WHAT TO PRODUCE:
Pictures stay out of the copy; set down each line of the listing below exactly.

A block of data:
start

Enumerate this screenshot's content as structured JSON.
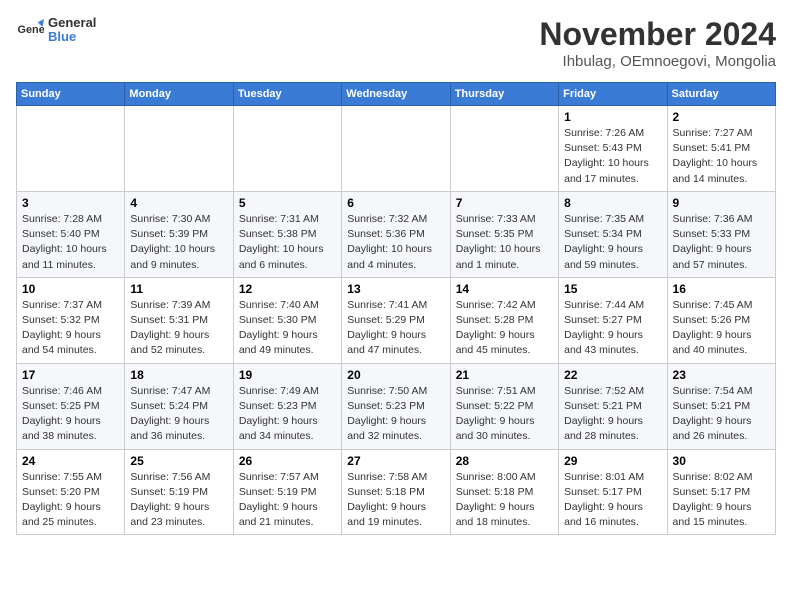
{
  "logo": {
    "line1": "General",
    "line2": "Blue"
  },
  "title": "November 2024",
  "location": "Ihbulag, OEmnoegovi, Mongolia",
  "weekdays": [
    "Sunday",
    "Monday",
    "Tuesday",
    "Wednesday",
    "Thursday",
    "Friday",
    "Saturday"
  ],
  "weeks": [
    [
      {
        "day": "",
        "info": ""
      },
      {
        "day": "",
        "info": ""
      },
      {
        "day": "",
        "info": ""
      },
      {
        "day": "",
        "info": ""
      },
      {
        "day": "",
        "info": ""
      },
      {
        "day": "1",
        "info": "Sunrise: 7:26 AM\nSunset: 5:43 PM\nDaylight: 10 hours and 17 minutes."
      },
      {
        "day": "2",
        "info": "Sunrise: 7:27 AM\nSunset: 5:41 PM\nDaylight: 10 hours and 14 minutes."
      }
    ],
    [
      {
        "day": "3",
        "info": "Sunrise: 7:28 AM\nSunset: 5:40 PM\nDaylight: 10 hours and 11 minutes."
      },
      {
        "day": "4",
        "info": "Sunrise: 7:30 AM\nSunset: 5:39 PM\nDaylight: 10 hours and 9 minutes."
      },
      {
        "day": "5",
        "info": "Sunrise: 7:31 AM\nSunset: 5:38 PM\nDaylight: 10 hours and 6 minutes."
      },
      {
        "day": "6",
        "info": "Sunrise: 7:32 AM\nSunset: 5:36 PM\nDaylight: 10 hours and 4 minutes."
      },
      {
        "day": "7",
        "info": "Sunrise: 7:33 AM\nSunset: 5:35 PM\nDaylight: 10 hours and 1 minute."
      },
      {
        "day": "8",
        "info": "Sunrise: 7:35 AM\nSunset: 5:34 PM\nDaylight: 9 hours and 59 minutes."
      },
      {
        "day": "9",
        "info": "Sunrise: 7:36 AM\nSunset: 5:33 PM\nDaylight: 9 hours and 57 minutes."
      }
    ],
    [
      {
        "day": "10",
        "info": "Sunrise: 7:37 AM\nSunset: 5:32 PM\nDaylight: 9 hours and 54 minutes."
      },
      {
        "day": "11",
        "info": "Sunrise: 7:39 AM\nSunset: 5:31 PM\nDaylight: 9 hours and 52 minutes."
      },
      {
        "day": "12",
        "info": "Sunrise: 7:40 AM\nSunset: 5:30 PM\nDaylight: 9 hours and 49 minutes."
      },
      {
        "day": "13",
        "info": "Sunrise: 7:41 AM\nSunset: 5:29 PM\nDaylight: 9 hours and 47 minutes."
      },
      {
        "day": "14",
        "info": "Sunrise: 7:42 AM\nSunset: 5:28 PM\nDaylight: 9 hours and 45 minutes."
      },
      {
        "day": "15",
        "info": "Sunrise: 7:44 AM\nSunset: 5:27 PM\nDaylight: 9 hours and 43 minutes."
      },
      {
        "day": "16",
        "info": "Sunrise: 7:45 AM\nSunset: 5:26 PM\nDaylight: 9 hours and 40 minutes."
      }
    ],
    [
      {
        "day": "17",
        "info": "Sunrise: 7:46 AM\nSunset: 5:25 PM\nDaylight: 9 hours and 38 minutes."
      },
      {
        "day": "18",
        "info": "Sunrise: 7:47 AM\nSunset: 5:24 PM\nDaylight: 9 hours and 36 minutes."
      },
      {
        "day": "19",
        "info": "Sunrise: 7:49 AM\nSunset: 5:23 PM\nDaylight: 9 hours and 34 minutes."
      },
      {
        "day": "20",
        "info": "Sunrise: 7:50 AM\nSunset: 5:23 PM\nDaylight: 9 hours and 32 minutes."
      },
      {
        "day": "21",
        "info": "Sunrise: 7:51 AM\nSunset: 5:22 PM\nDaylight: 9 hours and 30 minutes."
      },
      {
        "day": "22",
        "info": "Sunrise: 7:52 AM\nSunset: 5:21 PM\nDaylight: 9 hours and 28 minutes."
      },
      {
        "day": "23",
        "info": "Sunrise: 7:54 AM\nSunset: 5:21 PM\nDaylight: 9 hours and 26 minutes."
      }
    ],
    [
      {
        "day": "24",
        "info": "Sunrise: 7:55 AM\nSunset: 5:20 PM\nDaylight: 9 hours and 25 minutes."
      },
      {
        "day": "25",
        "info": "Sunrise: 7:56 AM\nSunset: 5:19 PM\nDaylight: 9 hours and 23 minutes."
      },
      {
        "day": "26",
        "info": "Sunrise: 7:57 AM\nSunset: 5:19 PM\nDaylight: 9 hours and 21 minutes."
      },
      {
        "day": "27",
        "info": "Sunrise: 7:58 AM\nSunset: 5:18 PM\nDaylight: 9 hours and 19 minutes."
      },
      {
        "day": "28",
        "info": "Sunrise: 8:00 AM\nSunset: 5:18 PM\nDaylight: 9 hours and 18 minutes."
      },
      {
        "day": "29",
        "info": "Sunrise: 8:01 AM\nSunset: 5:17 PM\nDaylight: 9 hours and 16 minutes."
      },
      {
        "day": "30",
        "info": "Sunrise: 8:02 AM\nSunset: 5:17 PM\nDaylight: 9 hours and 15 minutes."
      }
    ]
  ]
}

end

IN RESPONSE:
Enumerate this screenshot's content as structured JSON.
{
  "logo": {
    "line1": "General",
    "line2": "Blue"
  },
  "title": "November 2024",
  "location": "Ihbulag, OEmnoegovi, Mongolia",
  "weekdays": [
    "Sunday",
    "Monday",
    "Tuesday",
    "Wednesday",
    "Thursday",
    "Friday",
    "Saturday"
  ],
  "weeks": [
    [
      {
        "day": "",
        "info": ""
      },
      {
        "day": "",
        "info": ""
      },
      {
        "day": "",
        "info": ""
      },
      {
        "day": "",
        "info": ""
      },
      {
        "day": "",
        "info": ""
      },
      {
        "day": "1",
        "info": "Sunrise: 7:26 AM\nSunset: 5:43 PM\nDaylight: 10 hours and 17 minutes."
      },
      {
        "day": "2",
        "info": "Sunrise: 7:27 AM\nSunset: 5:41 PM\nDaylight: 10 hours and 14 minutes."
      }
    ],
    [
      {
        "day": "3",
        "info": "Sunrise: 7:28 AM\nSunset: 5:40 PM\nDaylight: 10 hours and 11 minutes."
      },
      {
        "day": "4",
        "info": "Sunrise: 7:30 AM\nSunset: 5:39 PM\nDaylight: 10 hours and 9 minutes."
      },
      {
        "day": "5",
        "info": "Sunrise: 7:31 AM\nSunset: 5:38 PM\nDaylight: 10 hours and 6 minutes."
      },
      {
        "day": "6",
        "info": "Sunrise: 7:32 AM\nSunset: 5:36 PM\nDaylight: 10 hours and 4 minutes."
      },
      {
        "day": "7",
        "info": "Sunrise: 7:33 AM\nSunset: 5:35 PM\nDaylight: 10 hours and 1 minute."
      },
      {
        "day": "8",
        "info": "Sunrise: 7:35 AM\nSunset: 5:34 PM\nDaylight: 9 hours and 59 minutes."
      },
      {
        "day": "9",
        "info": "Sunrise: 7:36 AM\nSunset: 5:33 PM\nDaylight: 9 hours and 57 minutes."
      }
    ],
    [
      {
        "day": "10",
        "info": "Sunrise: 7:37 AM\nSunset: 5:32 PM\nDaylight: 9 hours and 54 minutes."
      },
      {
        "day": "11",
        "info": "Sunrise: 7:39 AM\nSunset: 5:31 PM\nDaylight: 9 hours and 52 minutes."
      },
      {
        "day": "12",
        "info": "Sunrise: 7:40 AM\nSunset: 5:30 PM\nDaylight: 9 hours and 49 minutes."
      },
      {
        "day": "13",
        "info": "Sunrise: 7:41 AM\nSunset: 5:29 PM\nDaylight: 9 hours and 47 minutes."
      },
      {
        "day": "14",
        "info": "Sunrise: 7:42 AM\nSunset: 5:28 PM\nDaylight: 9 hours and 45 minutes."
      },
      {
        "day": "15",
        "info": "Sunrise: 7:44 AM\nSunset: 5:27 PM\nDaylight: 9 hours and 43 minutes."
      },
      {
        "day": "16",
        "info": "Sunrise: 7:45 AM\nSunset: 5:26 PM\nDaylight: 9 hours and 40 minutes."
      }
    ],
    [
      {
        "day": "17",
        "info": "Sunrise: 7:46 AM\nSunset: 5:25 PM\nDaylight: 9 hours and 38 minutes."
      },
      {
        "day": "18",
        "info": "Sunrise: 7:47 AM\nSunset: 5:24 PM\nDaylight: 9 hours and 36 minutes."
      },
      {
        "day": "19",
        "info": "Sunrise: 7:49 AM\nSunset: 5:23 PM\nDaylight: 9 hours and 34 minutes."
      },
      {
        "day": "20",
        "info": "Sunrise: 7:50 AM\nSunset: 5:23 PM\nDaylight: 9 hours and 32 minutes."
      },
      {
        "day": "21",
        "info": "Sunrise: 7:51 AM\nSunset: 5:22 PM\nDaylight: 9 hours and 30 minutes."
      },
      {
        "day": "22",
        "info": "Sunrise: 7:52 AM\nSunset: 5:21 PM\nDaylight: 9 hours and 28 minutes."
      },
      {
        "day": "23",
        "info": "Sunrise: 7:54 AM\nSunset: 5:21 PM\nDaylight: 9 hours and 26 minutes."
      }
    ],
    [
      {
        "day": "24",
        "info": "Sunrise: 7:55 AM\nSunset: 5:20 PM\nDaylight: 9 hours and 25 minutes."
      },
      {
        "day": "25",
        "info": "Sunrise: 7:56 AM\nSunset: 5:19 PM\nDaylight: 9 hours and 23 minutes."
      },
      {
        "day": "26",
        "info": "Sunrise: 7:57 AM\nSunset: 5:19 PM\nDaylight: 9 hours and 21 minutes."
      },
      {
        "day": "27",
        "info": "Sunrise: 7:58 AM\nSunset: 5:18 PM\nDaylight: 9 hours and 19 minutes."
      },
      {
        "day": "28",
        "info": "Sunrise: 8:00 AM\nSunset: 5:18 PM\nDaylight: 9 hours and 18 minutes."
      },
      {
        "day": "29",
        "info": "Sunrise: 8:01 AM\nSunset: 5:17 PM\nDaylight: 9 hours and 16 minutes."
      },
      {
        "day": "30",
        "info": "Sunrise: 8:02 AM\nSunset: 5:17 PM\nDaylight: 9 hours and 15 minutes."
      }
    ]
  ]
}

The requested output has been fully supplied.